### [Problem statement]
Convert all the records below into a Markdown table with the columns Row and Entry, giving each line its own numbered row and skipping blank lines. Leave the pictures out of the table.

- - - - - - -

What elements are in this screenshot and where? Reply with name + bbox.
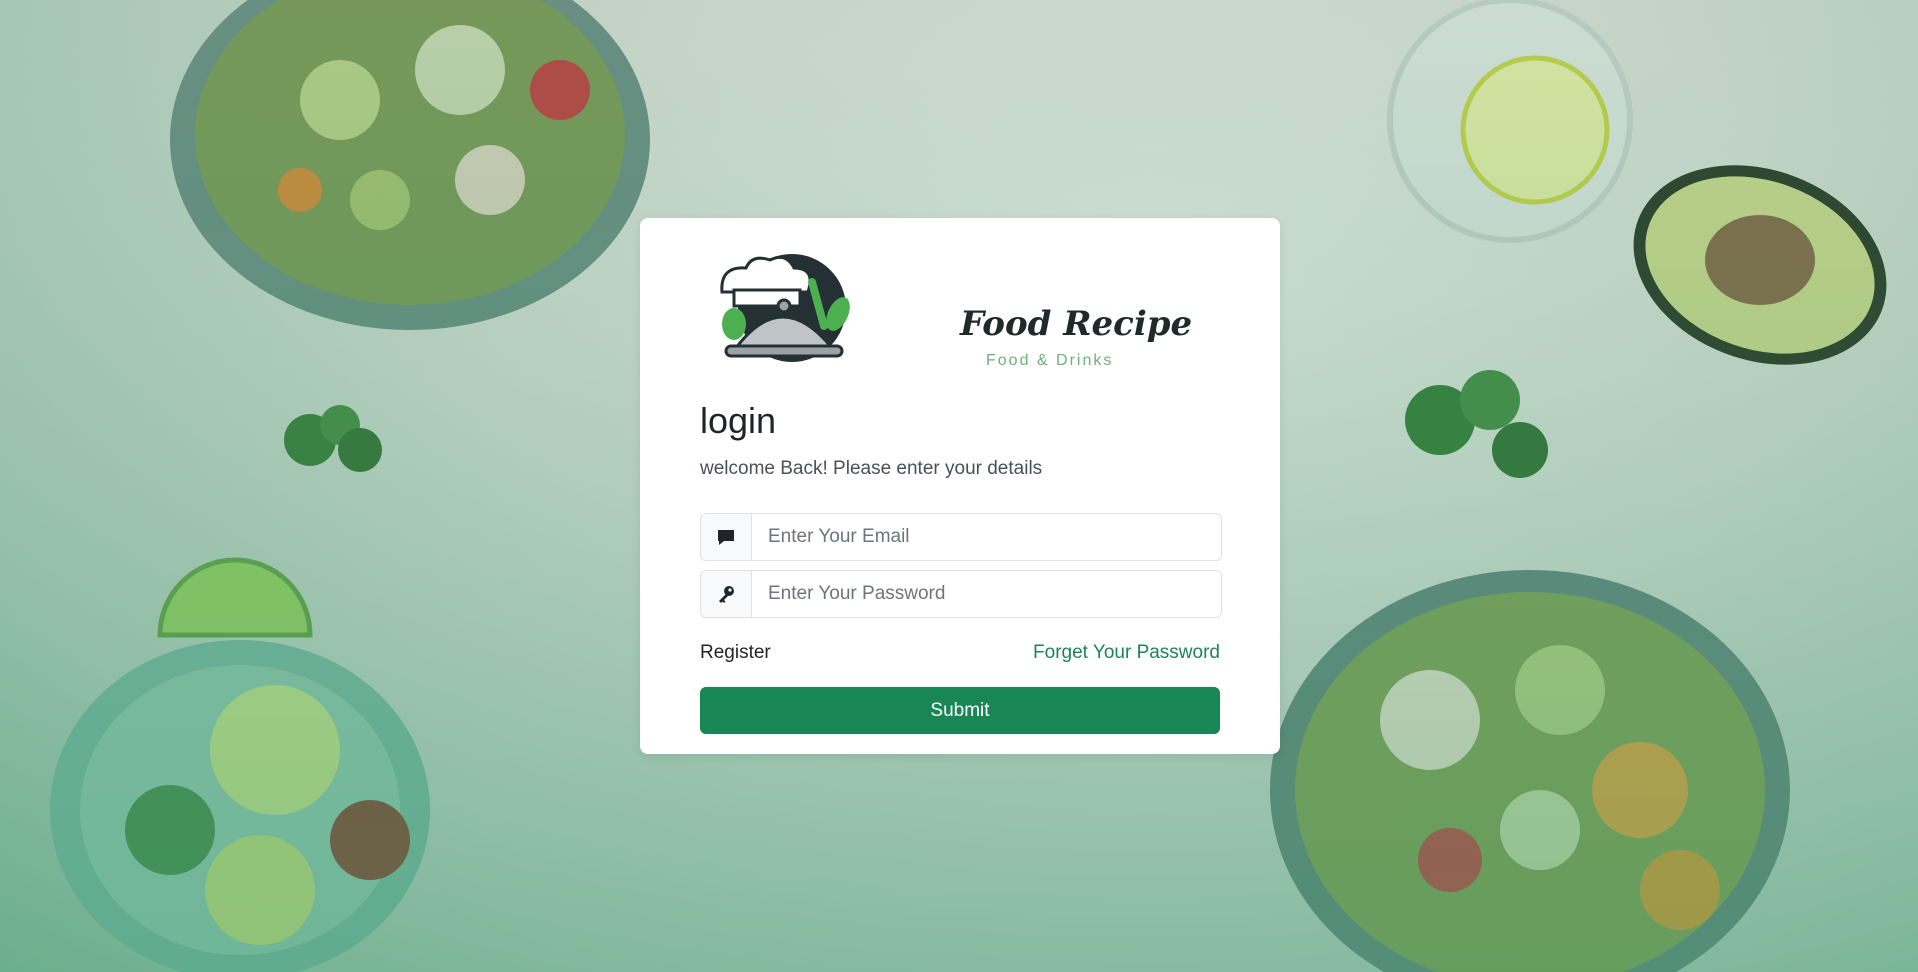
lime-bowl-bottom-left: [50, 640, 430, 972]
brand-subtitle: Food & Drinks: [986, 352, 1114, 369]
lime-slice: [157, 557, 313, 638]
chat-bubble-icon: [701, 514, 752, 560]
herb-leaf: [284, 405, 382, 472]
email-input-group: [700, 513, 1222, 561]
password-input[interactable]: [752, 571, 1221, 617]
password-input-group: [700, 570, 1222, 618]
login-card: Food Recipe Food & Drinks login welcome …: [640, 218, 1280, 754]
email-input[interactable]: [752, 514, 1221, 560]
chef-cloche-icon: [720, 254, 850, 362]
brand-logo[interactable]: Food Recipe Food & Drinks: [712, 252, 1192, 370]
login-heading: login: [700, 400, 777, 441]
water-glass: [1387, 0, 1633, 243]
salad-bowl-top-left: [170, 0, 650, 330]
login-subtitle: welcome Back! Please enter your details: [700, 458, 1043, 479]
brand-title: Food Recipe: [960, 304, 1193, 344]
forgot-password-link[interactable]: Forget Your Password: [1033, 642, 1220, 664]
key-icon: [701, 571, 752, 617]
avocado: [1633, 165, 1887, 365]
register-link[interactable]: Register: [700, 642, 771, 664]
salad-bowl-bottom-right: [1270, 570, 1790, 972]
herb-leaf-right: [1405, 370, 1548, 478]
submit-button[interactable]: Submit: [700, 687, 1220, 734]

- - - - - - -

### [Correct response]
| Row | Entry |
|---|---|
| 1 | What elements are in this screenshot and where? Reply with name + bbox. |
| 2 | lime-bowl-bottom-left: [50, 640, 430, 972] |
| 3 | brand-subtitle: Food & Drinks: [986, 352, 1114, 369] |
| 4 | lime-slice: [157, 557, 313, 638] |
| 5 | chat-bubble-icon: [701, 514, 752, 560] |
| 6 | herb-leaf: [284, 405, 382, 472] |
| 7 | email-input-group: [700, 513, 1222, 561] |
| 8 | password-input[interactable]: [752, 571, 1221, 617] |
| 9 | password-input-group: [700, 570, 1222, 618] |
| 10 | login-card: Food Recipe Food & Drinks login welcome …: [640, 218, 1280, 754] |
| 11 | email-input[interactable]: [752, 514, 1221, 560] |
| 12 | chef-cloche-icon: [720, 254, 850, 362] |
| 13 | brand-logo[interactable]: Food Recipe Food & Drinks: [712, 252, 1192, 370] |
| 14 | login-heading: login: [700, 400, 777, 441] |
| 15 | water-glass: [1387, 0, 1633, 243] |
| 16 | salad-bowl-top-left: [170, 0, 650, 330] |
| 17 | login-subtitle: welcome Back! Please enter your details: [700, 458, 1043, 479] |
| 18 | brand-title: Food Recipe: [960, 304, 1193, 344] |
| 19 | forgot-password-link[interactable]: Forget Your Password: [1033, 642, 1220, 664] |
| 20 | key-icon: [701, 571, 752, 617] |
| 21 | avocado: [1633, 165, 1887, 365] |
| 22 | register-link[interactable]: Register: [700, 642, 771, 664] |
| 23 | salad-bowl-bottom-right: [1270, 570, 1790, 972] |
| 24 | herb-leaf-right: [1405, 370, 1548, 478] |
| 25 | submit-button[interactable]: Submit: [700, 687, 1220, 734] |